Rewrite the lines from the one holding "List each element" through the one holding "chevron-right-icon[interactable] (1500, 222, 1514, 236)", inclusive, with "toolbar-divider" changed to "toolbar-separator" and nothing else altered. Omit the pictures from your answer.

## RECORD EXCERPTS
........
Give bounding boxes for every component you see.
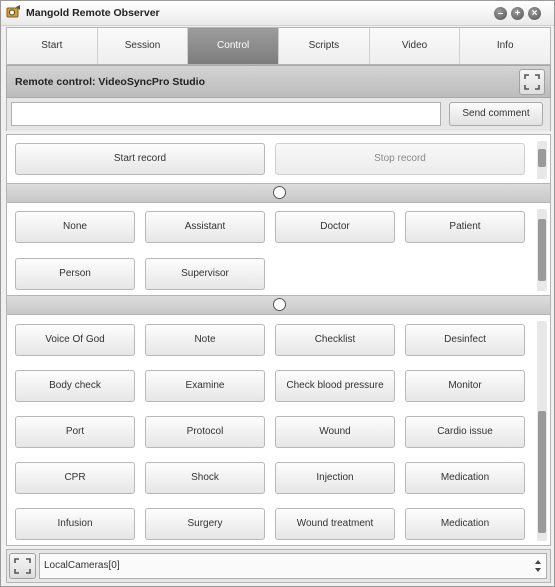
........
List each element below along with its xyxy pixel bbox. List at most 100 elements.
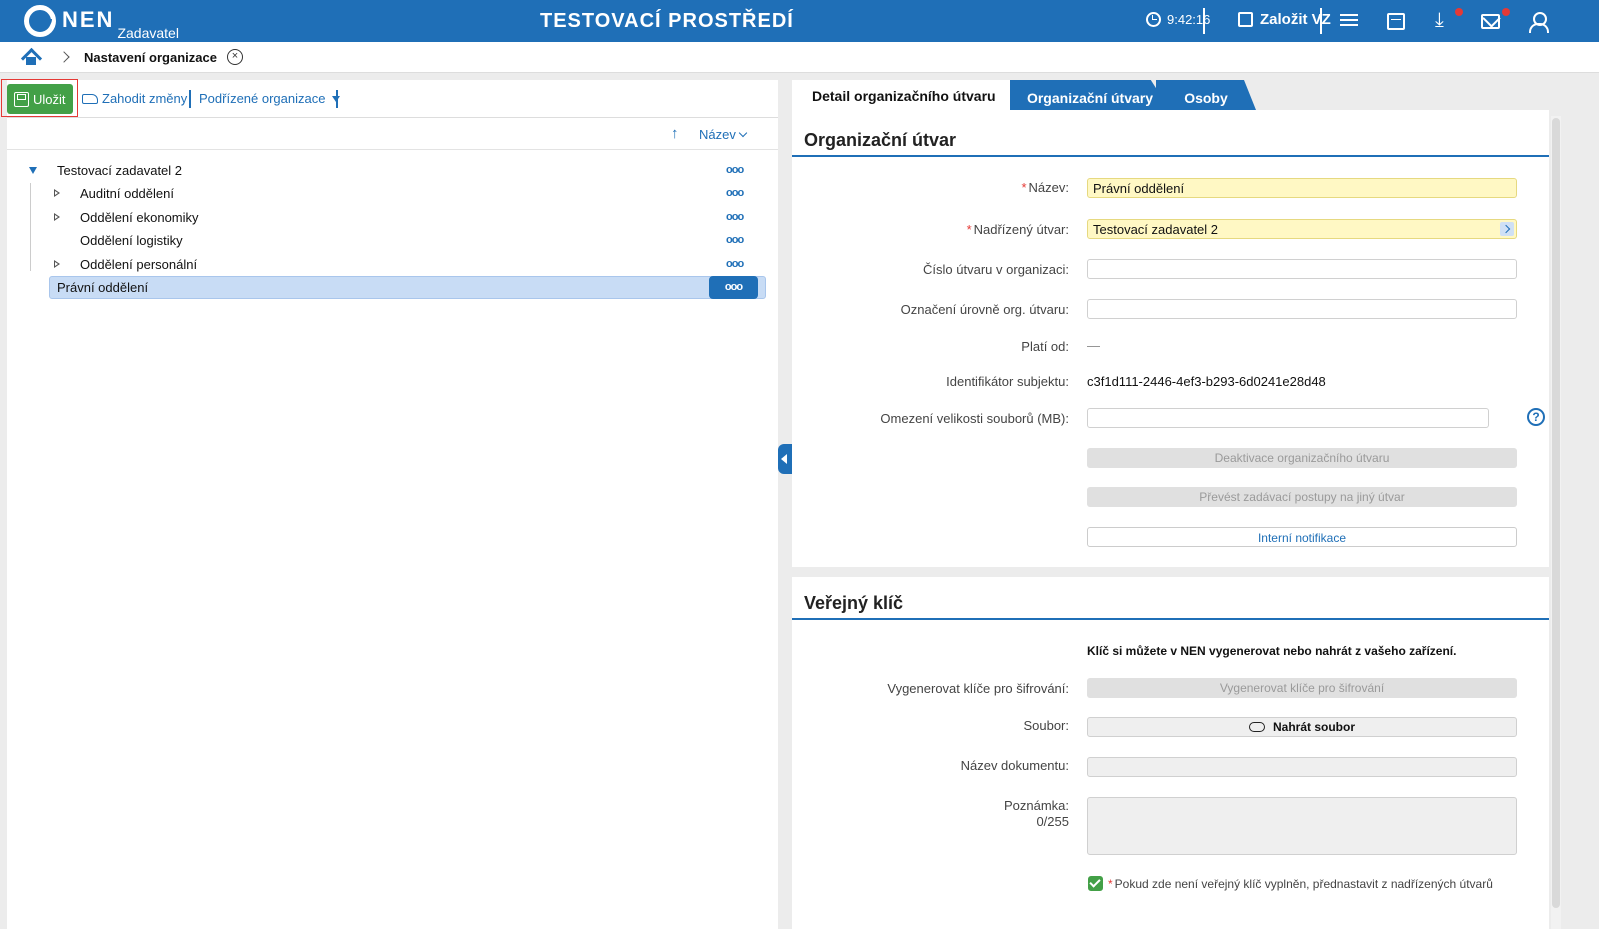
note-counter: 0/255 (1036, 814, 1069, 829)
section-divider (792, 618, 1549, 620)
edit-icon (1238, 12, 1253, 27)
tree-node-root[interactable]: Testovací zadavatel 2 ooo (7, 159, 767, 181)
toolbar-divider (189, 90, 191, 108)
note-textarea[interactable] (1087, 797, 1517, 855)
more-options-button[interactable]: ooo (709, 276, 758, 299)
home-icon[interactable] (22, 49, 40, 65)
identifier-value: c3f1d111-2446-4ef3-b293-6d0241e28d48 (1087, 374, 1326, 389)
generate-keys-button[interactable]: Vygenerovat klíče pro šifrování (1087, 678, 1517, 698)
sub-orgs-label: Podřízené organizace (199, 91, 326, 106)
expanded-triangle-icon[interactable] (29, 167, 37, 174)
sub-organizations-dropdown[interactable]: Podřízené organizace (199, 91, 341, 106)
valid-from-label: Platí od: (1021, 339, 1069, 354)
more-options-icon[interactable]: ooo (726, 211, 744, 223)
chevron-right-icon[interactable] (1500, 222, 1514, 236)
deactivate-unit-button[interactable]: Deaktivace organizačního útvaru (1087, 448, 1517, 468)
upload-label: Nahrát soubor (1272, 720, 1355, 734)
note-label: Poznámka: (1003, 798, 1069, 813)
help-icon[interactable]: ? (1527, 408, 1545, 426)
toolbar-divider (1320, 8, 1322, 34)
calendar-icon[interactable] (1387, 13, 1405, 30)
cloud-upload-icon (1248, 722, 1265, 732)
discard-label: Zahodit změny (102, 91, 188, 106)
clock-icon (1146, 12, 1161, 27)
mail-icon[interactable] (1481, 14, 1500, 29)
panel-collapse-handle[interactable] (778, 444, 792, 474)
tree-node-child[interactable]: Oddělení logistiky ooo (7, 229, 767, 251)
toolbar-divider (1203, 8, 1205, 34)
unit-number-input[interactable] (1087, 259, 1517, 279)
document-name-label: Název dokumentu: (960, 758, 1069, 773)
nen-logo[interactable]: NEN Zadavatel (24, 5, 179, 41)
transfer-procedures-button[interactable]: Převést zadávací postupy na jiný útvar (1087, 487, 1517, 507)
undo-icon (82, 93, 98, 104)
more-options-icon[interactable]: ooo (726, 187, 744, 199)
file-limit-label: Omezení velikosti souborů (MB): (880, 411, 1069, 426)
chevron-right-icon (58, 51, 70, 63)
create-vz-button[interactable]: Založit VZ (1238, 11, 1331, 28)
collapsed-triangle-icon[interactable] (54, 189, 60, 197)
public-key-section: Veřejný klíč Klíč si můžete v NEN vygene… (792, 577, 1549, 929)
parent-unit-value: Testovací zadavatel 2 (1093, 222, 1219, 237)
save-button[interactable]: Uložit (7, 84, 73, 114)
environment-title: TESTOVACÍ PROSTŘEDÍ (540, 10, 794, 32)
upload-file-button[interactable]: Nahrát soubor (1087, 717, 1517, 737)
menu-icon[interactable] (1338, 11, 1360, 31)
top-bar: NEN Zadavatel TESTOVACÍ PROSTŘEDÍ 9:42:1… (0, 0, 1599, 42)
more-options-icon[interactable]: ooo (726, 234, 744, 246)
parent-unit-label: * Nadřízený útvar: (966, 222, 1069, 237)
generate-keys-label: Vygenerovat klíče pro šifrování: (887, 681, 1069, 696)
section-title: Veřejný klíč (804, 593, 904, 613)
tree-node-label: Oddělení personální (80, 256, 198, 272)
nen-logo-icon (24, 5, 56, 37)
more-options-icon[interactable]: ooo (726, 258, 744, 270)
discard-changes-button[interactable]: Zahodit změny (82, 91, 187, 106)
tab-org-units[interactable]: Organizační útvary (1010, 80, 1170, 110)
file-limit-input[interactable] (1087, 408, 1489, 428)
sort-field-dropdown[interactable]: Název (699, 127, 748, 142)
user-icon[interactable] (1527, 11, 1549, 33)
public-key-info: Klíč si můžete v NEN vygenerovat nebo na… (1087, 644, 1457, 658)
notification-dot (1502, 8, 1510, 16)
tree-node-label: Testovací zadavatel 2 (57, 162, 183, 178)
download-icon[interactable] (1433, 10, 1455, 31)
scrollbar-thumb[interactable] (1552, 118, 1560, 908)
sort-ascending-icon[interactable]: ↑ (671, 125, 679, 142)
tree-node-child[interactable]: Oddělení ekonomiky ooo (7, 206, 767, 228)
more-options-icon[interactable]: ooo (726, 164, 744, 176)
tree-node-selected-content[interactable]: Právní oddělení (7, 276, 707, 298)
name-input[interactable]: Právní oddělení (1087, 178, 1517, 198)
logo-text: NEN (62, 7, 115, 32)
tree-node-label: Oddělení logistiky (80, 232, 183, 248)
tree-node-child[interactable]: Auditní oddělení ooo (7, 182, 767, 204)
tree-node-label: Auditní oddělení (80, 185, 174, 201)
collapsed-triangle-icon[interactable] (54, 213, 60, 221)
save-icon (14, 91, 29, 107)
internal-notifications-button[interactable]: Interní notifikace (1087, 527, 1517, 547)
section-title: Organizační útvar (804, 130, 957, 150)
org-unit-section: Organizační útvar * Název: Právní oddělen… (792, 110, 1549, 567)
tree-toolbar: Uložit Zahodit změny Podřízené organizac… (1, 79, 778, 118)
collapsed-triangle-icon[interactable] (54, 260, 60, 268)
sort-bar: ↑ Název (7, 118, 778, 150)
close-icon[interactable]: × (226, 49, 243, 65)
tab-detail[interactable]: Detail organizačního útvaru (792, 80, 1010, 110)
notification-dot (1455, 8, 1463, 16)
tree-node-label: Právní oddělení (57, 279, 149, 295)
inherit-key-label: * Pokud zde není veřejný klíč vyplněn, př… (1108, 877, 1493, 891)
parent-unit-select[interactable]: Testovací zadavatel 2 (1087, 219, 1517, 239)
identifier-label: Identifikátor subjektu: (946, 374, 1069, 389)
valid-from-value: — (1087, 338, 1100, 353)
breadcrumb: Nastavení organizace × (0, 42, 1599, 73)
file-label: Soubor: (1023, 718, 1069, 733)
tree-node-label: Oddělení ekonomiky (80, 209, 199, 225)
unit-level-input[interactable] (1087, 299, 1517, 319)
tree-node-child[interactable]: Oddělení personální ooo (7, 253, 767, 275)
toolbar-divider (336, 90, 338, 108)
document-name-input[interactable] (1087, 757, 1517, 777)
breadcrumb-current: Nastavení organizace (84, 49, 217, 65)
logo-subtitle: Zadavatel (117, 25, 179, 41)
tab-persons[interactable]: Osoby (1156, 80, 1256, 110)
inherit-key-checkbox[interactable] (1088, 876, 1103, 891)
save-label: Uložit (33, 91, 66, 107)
........
## ANSWER TO THE PROBLEM
List each element below along with its xyxy pixel bbox. List at most 100 elements.
note-counter: 0/255 (1036, 814, 1069, 829)
section-divider (792, 618, 1549, 620)
edit-icon (1238, 12, 1253, 27)
tree-node-root[interactable]: Testovací zadavatel 2 ooo (7, 159, 767, 181)
toolbar-separator (189, 90, 191, 108)
note-textarea[interactable] (1087, 797, 1517, 855)
more-options-button[interactable]: ooo (709, 276, 758, 299)
home-icon[interactable] (22, 49, 40, 65)
identifier-value: c3f1d111-2446-4ef3-b293-6d0241e28d48 (1087, 374, 1326, 389)
generate-keys-button[interactable]: Vygenerovat klíče pro šifrování (1087, 678, 1517, 698)
sub-orgs-label: Podřízené organizace (199, 91, 326, 106)
expanded-triangle-icon[interactable] (29, 167, 37, 174)
sub-organizations-dropdown[interactable]: Podřízené organizace (199, 91, 341, 106)
valid-from-label: Platí od: (1021, 339, 1069, 354)
more-options-icon[interactable]: ooo (726, 211, 744, 223)
chevron-right-icon[interactable] (1500, 222, 1514, 236)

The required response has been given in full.